***** PROVIDED DATA *****

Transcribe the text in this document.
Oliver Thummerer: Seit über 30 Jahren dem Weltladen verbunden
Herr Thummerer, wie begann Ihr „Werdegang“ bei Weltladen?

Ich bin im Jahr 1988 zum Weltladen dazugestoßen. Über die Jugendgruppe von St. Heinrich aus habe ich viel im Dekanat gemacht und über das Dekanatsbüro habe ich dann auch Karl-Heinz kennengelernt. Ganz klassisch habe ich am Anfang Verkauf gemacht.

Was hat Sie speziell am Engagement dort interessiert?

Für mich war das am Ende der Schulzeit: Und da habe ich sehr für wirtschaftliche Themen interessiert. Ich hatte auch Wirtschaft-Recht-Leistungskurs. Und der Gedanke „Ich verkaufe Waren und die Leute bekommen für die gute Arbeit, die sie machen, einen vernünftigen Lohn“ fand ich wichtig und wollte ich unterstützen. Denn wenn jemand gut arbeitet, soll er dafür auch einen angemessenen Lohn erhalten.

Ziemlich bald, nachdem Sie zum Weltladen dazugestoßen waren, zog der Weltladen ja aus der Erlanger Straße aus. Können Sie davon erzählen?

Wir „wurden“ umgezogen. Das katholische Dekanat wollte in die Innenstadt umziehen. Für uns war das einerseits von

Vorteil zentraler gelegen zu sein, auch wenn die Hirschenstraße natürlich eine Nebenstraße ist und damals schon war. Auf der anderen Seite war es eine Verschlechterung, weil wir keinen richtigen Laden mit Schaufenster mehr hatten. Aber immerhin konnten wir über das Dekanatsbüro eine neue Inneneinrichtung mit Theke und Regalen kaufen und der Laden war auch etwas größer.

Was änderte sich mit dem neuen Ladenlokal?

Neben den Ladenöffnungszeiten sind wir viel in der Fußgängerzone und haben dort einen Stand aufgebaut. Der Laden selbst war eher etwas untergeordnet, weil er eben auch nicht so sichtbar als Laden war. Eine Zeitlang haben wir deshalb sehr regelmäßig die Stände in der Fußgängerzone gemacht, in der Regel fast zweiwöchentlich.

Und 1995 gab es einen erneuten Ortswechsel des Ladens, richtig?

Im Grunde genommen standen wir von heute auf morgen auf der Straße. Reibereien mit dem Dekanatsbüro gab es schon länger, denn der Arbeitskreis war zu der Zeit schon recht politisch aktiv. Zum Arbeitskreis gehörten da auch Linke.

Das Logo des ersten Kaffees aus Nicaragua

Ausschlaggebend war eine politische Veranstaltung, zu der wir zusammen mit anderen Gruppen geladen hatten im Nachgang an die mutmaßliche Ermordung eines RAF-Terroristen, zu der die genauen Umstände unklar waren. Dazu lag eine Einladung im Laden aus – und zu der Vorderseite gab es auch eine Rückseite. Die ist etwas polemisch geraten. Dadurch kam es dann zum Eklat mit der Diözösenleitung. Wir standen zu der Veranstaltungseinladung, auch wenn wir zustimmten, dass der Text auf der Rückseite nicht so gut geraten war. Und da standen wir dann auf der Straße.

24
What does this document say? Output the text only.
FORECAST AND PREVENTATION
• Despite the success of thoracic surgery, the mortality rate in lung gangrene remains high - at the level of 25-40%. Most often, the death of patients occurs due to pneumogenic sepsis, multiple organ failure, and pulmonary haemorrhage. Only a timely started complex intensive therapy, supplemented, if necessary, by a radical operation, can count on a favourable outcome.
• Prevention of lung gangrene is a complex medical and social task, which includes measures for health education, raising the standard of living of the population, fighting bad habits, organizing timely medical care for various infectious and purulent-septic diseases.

*****

- _WORK TO COMPLETE_: Print each of the lines above again, unchanged.

- _SOLVED PROBLEM_:
Transcribe the text in this document.
Oliver Thummerer: Seit über 30 Jahren dem Weltladen verbunden
Herr Thummerer, wie begann Ihr „Werdegang“ bei Weltladen?

Ich bin im Jahr 1988 zum Weltladen dazugestoßen. Über die Jugendgruppe von St. Heinrich aus habe ich viel im Dekanat gemacht und über das Dekanatsbüro habe ich dann auch Karl-Heinz kennengelernt. Ganz klassisch habe ich am Anfang Verkauf gemacht.

Was hat Sie speziell am Engagement dort interessiert?

Für mich war das am Ende der Schulzeit: Und da habe ich sehr für wirtschaftliche Themen interessiert. Ich hatte auch Wirtschaft-Recht-Leistungskurs. Und der Gedanke „Ich verkaufe Waren und die Leute bekommen für die gute Arbeit, die sie machen, einen vernünftigen Lohn“ fand ich wichtig und wollte ich unterstützen. Denn wenn jemand gut arbeitet, soll er dafür auch einen angemessenen Lohn erhalten.

Ziemlich bald, nachdem Sie zum Weltladen dazugestoßen waren, zog der Weltladen ja aus der Erlanger Straße aus. Können Sie davon erzählen?

Wir „wurden“ umgezogen. Das katholische Dekanat wollte in die Innenstadt umziehen. Für uns war das einerseits von

Vorteil zentraler gelegen zu sein, auch wenn die Hirschenstraße natürlich eine Nebenstraße ist und damals schon war. Auf der anderen Seite war es eine Verschlechterung, weil wir keinen richtigen Laden mit Schaufenster mehr hatten. Aber immerhin konnten wir über das Dekanatsbüro eine neue Inneneinrichtung mit Theke und Regalen kaufen und der Laden war auch etwas größer.

Was änderte sich mit dem neuen Ladenlokal?

Neben den Ladenöffnungszeiten sind wir viel in der Fußgängerzone und haben dort einen Stand aufgebaut. Der Laden selbst war eher etwas untergeordnet, weil er eben auch nicht so sichtbar als Laden war. Eine Zeitlang haben wir deshalb sehr regelmäßig die Stände in der Fußgängerzone gemacht, in der Regel fast zweiwöchentlich.

Und 1995 gab es einen erneuten Ortswechsel des Ladens, richtig?

Im Grunde genommen standen wir von heute auf morgen auf der Straße. Reibereien mit dem Dekanatsbüro gab es schon länger, denn der Arbeitskreis war zu der Zeit schon recht politisch aktiv. Zum Arbeitskreis gehörten da auch Linke.

Das Logo des ersten Kaffees aus Nicaragua

Ausschlaggebend war eine politische Veranstaltung, zu der wir zusammen mit anderen Gruppen geladen hatten im Nachgang an die mutmaßliche Ermordung eines RAF-Terroristen, zu der die genauen Umstände unklar waren. Dazu lag eine Einladung im Laden aus – und zu der Vorderseite gab es auch eine Rückseite. Die ist etwas polemisch geraten. Dadurch kam es dann zum Eklat mit der Diözösenleitung. Wir standen zu der Veranstaltungseinladung, auch wenn wir zustimmten, dass der Text auf der Rückseite nicht so gut geraten war. Und da standen wir dann auf der Straße.

24
What does this document say? Output the text only.
FORECAST AND PREVENTATION
• Despite the success of thoracic surgery, the mortality rate in lung gangrene remains high - at the level of 25-40%. Most often, the death of patients occurs due to pneumogenic sepsis, multiple organ failure, and pulmonary haemorrhage. Only a timely started complex intensive therapy, supplemented, if necessary, by a radical operation, can count on a favourable outcome.
• Prevention of lung gangrene is a complex medical and social task, which includes measures for health education, raising the standard of living of the population, fighting bad habits, organizing timely medical care for various infectious and purulent-septic diseases.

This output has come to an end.